**Work to complete**
Pull out each line from the listing below that contains the string "Sozialausschuss", and copy those lines unchanged.

**Material for this task**
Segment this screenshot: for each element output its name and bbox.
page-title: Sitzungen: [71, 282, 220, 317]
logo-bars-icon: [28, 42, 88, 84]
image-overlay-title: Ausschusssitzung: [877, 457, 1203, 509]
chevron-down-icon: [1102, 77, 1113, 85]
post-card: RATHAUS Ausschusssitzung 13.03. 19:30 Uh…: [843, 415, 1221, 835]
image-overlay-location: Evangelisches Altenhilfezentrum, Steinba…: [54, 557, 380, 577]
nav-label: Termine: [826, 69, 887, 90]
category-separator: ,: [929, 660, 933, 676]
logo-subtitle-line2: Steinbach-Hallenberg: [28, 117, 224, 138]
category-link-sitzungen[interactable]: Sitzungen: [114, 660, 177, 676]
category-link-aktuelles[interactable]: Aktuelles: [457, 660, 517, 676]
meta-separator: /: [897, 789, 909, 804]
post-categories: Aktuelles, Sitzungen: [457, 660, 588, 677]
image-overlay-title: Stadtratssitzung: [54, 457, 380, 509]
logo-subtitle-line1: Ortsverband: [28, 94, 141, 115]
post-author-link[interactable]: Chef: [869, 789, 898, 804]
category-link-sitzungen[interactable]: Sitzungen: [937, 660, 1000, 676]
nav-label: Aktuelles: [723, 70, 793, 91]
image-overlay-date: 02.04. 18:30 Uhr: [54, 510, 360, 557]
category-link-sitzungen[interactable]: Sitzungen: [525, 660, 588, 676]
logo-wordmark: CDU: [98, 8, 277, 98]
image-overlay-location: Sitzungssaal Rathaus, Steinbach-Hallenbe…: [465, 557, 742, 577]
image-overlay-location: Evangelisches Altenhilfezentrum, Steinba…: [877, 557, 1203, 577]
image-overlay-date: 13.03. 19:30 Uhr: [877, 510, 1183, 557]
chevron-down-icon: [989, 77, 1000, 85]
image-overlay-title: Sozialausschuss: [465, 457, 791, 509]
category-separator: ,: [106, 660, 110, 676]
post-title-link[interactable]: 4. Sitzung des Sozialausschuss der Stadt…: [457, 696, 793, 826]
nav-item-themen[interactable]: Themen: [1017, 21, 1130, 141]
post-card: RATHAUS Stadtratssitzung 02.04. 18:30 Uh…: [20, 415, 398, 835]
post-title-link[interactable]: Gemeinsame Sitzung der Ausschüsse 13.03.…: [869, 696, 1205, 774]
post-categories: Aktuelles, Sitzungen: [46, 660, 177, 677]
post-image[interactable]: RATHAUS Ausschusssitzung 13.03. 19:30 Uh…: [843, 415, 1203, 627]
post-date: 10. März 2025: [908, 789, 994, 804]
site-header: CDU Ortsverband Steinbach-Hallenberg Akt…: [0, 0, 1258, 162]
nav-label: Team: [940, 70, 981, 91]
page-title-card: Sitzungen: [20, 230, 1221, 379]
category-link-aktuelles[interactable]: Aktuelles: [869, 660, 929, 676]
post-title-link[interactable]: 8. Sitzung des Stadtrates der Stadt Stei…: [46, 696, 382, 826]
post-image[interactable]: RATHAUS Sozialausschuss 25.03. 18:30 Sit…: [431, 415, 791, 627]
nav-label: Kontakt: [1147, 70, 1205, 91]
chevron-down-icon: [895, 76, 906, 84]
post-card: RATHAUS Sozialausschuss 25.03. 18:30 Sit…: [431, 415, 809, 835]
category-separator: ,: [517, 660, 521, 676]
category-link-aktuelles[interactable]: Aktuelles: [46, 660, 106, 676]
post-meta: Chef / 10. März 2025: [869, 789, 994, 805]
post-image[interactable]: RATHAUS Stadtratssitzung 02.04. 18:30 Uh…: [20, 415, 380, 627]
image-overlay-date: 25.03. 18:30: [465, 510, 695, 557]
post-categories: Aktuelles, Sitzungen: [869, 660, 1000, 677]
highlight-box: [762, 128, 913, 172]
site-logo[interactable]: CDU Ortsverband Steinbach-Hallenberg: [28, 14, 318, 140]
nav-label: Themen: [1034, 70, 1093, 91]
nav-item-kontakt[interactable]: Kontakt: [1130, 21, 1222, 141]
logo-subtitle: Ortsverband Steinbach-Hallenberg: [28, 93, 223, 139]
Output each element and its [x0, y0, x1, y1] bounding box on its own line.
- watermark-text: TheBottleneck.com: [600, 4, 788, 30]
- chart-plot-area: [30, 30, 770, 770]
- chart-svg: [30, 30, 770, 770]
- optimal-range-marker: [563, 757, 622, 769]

**Exercise response**
image-overlay-title: Sozialausschuss: [465, 457, 791, 509]
post-title-link[interactable]: 4. Sitzung des Sozialausschuss der Stadt…: [457, 696, 793, 826]
post-image[interactable]: RATHAUS Sozialausschuss 25.03. 18:30 Sit…: [431, 415, 791, 627]
post-card: RATHAUS Sozialausschuss 25.03. 18:30 Sit…: [431, 415, 809, 835]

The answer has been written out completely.